GOAL →
Leaving out the pictures, retype all the material exactly.

RECORDS SUPPLIED →
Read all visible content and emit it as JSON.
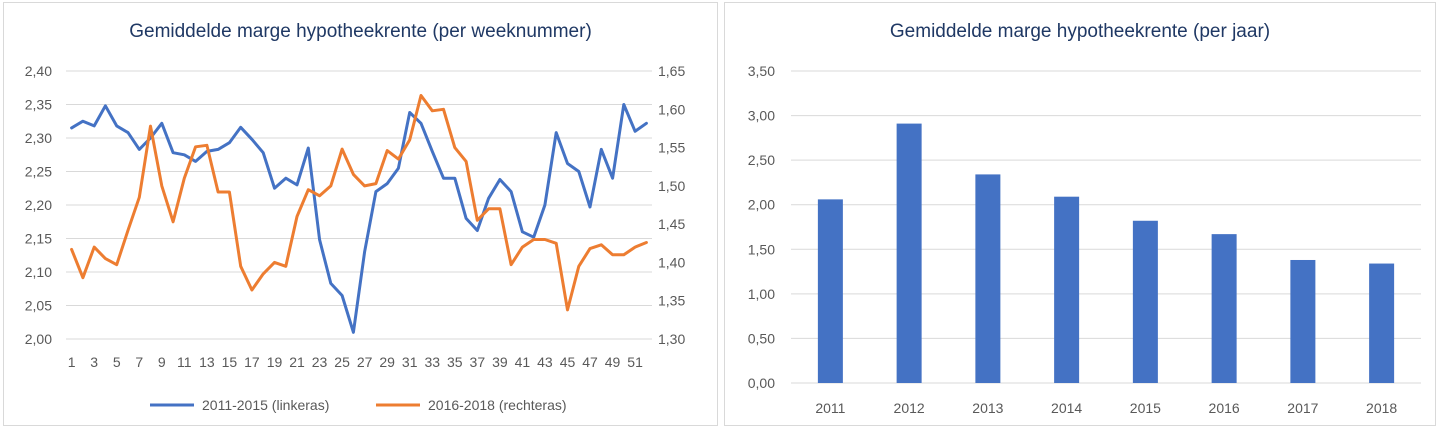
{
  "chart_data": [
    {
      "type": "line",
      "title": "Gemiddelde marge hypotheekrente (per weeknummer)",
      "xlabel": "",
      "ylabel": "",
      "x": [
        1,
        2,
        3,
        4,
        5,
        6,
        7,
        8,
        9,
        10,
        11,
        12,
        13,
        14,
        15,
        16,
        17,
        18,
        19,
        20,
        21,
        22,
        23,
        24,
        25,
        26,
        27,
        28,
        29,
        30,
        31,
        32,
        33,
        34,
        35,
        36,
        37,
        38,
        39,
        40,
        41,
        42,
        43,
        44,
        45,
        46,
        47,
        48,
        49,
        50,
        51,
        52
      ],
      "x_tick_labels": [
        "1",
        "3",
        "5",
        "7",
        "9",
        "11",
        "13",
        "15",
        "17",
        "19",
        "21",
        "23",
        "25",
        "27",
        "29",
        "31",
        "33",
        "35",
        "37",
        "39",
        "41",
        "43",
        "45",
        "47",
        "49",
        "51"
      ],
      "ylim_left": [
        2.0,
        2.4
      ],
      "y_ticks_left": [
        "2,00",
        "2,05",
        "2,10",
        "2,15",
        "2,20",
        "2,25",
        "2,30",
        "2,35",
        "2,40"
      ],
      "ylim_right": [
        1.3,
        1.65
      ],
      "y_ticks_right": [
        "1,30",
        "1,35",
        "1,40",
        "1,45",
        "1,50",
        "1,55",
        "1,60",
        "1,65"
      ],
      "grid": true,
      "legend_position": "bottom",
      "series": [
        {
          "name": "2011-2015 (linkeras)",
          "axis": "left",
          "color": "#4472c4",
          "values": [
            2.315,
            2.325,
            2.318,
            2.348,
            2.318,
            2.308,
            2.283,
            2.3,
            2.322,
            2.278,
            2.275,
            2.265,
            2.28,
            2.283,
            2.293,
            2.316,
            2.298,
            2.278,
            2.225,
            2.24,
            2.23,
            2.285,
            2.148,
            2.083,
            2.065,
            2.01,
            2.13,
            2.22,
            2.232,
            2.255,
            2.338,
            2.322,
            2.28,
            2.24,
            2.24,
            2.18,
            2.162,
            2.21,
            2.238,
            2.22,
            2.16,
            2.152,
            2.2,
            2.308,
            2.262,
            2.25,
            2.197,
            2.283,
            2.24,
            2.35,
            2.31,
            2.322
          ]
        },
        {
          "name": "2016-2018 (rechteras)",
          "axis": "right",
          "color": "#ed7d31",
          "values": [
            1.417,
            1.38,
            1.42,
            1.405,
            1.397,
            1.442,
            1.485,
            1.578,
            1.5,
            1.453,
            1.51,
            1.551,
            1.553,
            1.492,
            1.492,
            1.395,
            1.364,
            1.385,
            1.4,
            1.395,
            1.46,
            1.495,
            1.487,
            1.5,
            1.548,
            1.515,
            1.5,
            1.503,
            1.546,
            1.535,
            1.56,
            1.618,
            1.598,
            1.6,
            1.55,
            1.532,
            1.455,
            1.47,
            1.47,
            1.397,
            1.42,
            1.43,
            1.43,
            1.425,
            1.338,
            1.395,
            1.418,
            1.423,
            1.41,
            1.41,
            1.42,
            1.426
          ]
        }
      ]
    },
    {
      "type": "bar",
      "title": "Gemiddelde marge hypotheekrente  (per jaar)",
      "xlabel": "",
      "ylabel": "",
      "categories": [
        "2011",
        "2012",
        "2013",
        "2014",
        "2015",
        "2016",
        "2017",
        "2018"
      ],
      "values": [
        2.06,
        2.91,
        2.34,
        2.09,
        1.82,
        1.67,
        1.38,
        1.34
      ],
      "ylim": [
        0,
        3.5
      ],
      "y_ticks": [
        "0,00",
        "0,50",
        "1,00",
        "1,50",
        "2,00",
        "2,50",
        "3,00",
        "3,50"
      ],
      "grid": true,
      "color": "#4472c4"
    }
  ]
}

TASK ANSWER →
Read all visible content and emit it as JSON.
{
  "chart_data": [
    {
      "type": "line",
      "title": "Gemiddelde marge hypotheekrente (per weeknummer)",
      "xlabel": "",
      "ylabel": "",
      "x": [
        1,
        2,
        3,
        4,
        5,
        6,
        7,
        8,
        9,
        10,
        11,
        12,
        13,
        14,
        15,
        16,
        17,
        18,
        19,
        20,
        21,
        22,
        23,
        24,
        25,
        26,
        27,
        28,
        29,
        30,
        31,
        32,
        33,
        34,
        35,
        36,
        37,
        38,
        39,
        40,
        41,
        42,
        43,
        44,
        45,
        46,
        47,
        48,
        49,
        50,
        51,
        52
      ],
      "x_tick_labels": [
        "1",
        "3",
        "5",
        "7",
        "9",
        "11",
        "13",
        "15",
        "17",
        "19",
        "21",
        "23",
        "25",
        "27",
        "29",
        "31",
        "33",
        "35",
        "37",
        "39",
        "41",
        "43",
        "45",
        "47",
        "49",
        "51"
      ],
      "ylim_left": [
        2.0,
        2.4
      ],
      "y_ticks_left": [
        "2,00",
        "2,05",
        "2,10",
        "2,15",
        "2,20",
        "2,25",
        "2,30",
        "2,35",
        "2,40"
      ],
      "ylim_right": [
        1.3,
        1.65
      ],
      "y_ticks_right": [
        "1,30",
        "1,35",
        "1,40",
        "1,45",
        "1,50",
        "1,55",
        "1,60",
        "1,65"
      ],
      "grid": true,
      "legend_position": "bottom",
      "series": [
        {
          "name": "2011-2015 (linkeras)",
          "axis": "left",
          "color": "#4472c4",
          "values": [
            2.315,
            2.325,
            2.318,
            2.348,
            2.318,
            2.308,
            2.283,
            2.3,
            2.322,
            2.278,
            2.275,
            2.265,
            2.28,
            2.283,
            2.293,
            2.316,
            2.298,
            2.278,
            2.225,
            2.24,
            2.23,
            2.285,
            2.148,
            2.083,
            2.065,
            2.01,
            2.13,
            2.22,
            2.232,
            2.255,
            2.338,
            2.322,
            2.28,
            2.24,
            2.24,
            2.18,
            2.162,
            2.21,
            2.238,
            2.22,
            2.16,
            2.152,
            2.2,
            2.308,
            2.262,
            2.25,
            2.197,
            2.283,
            2.24,
            2.35,
            2.31,
            2.322
          ]
        },
        {
          "name": "2016-2018 (rechteras)",
          "axis": "right",
          "color": "#ed7d31",
          "values": [
            1.417,
            1.38,
            1.42,
            1.405,
            1.397,
            1.442,
            1.485,
            1.578,
            1.5,
            1.453,
            1.51,
            1.551,
            1.553,
            1.492,
            1.492,
            1.395,
            1.364,
            1.385,
            1.4,
            1.395,
            1.46,
            1.495,
            1.487,
            1.5,
            1.548,
            1.515,
            1.5,
            1.503,
            1.546,
            1.535,
            1.56,
            1.618,
            1.598,
            1.6,
            1.55,
            1.532,
            1.455,
            1.47,
            1.47,
            1.397,
            1.42,
            1.43,
            1.43,
            1.425,
            1.338,
            1.395,
            1.418,
            1.423,
            1.41,
            1.41,
            1.42,
            1.426
          ]
        }
      ]
    },
    {
      "type": "bar",
      "title": "Gemiddelde marge hypotheekrente  (per jaar)",
      "xlabel": "",
      "ylabel": "",
      "categories": [
        "2011",
        "2012",
        "2013",
        "2014",
        "2015",
        "2016",
        "2017",
        "2018"
      ],
      "values": [
        2.06,
        2.91,
        2.34,
        2.09,
        1.82,
        1.67,
        1.38,
        1.34
      ],
      "ylim": [
        0,
        3.5
      ],
      "y_ticks": [
        "0,00",
        "0,50",
        "1,00",
        "1,50",
        "2,00",
        "2,50",
        "3,00",
        "3,50"
      ],
      "grid": true,
      "color": "#4472c4"
    }
  ]
}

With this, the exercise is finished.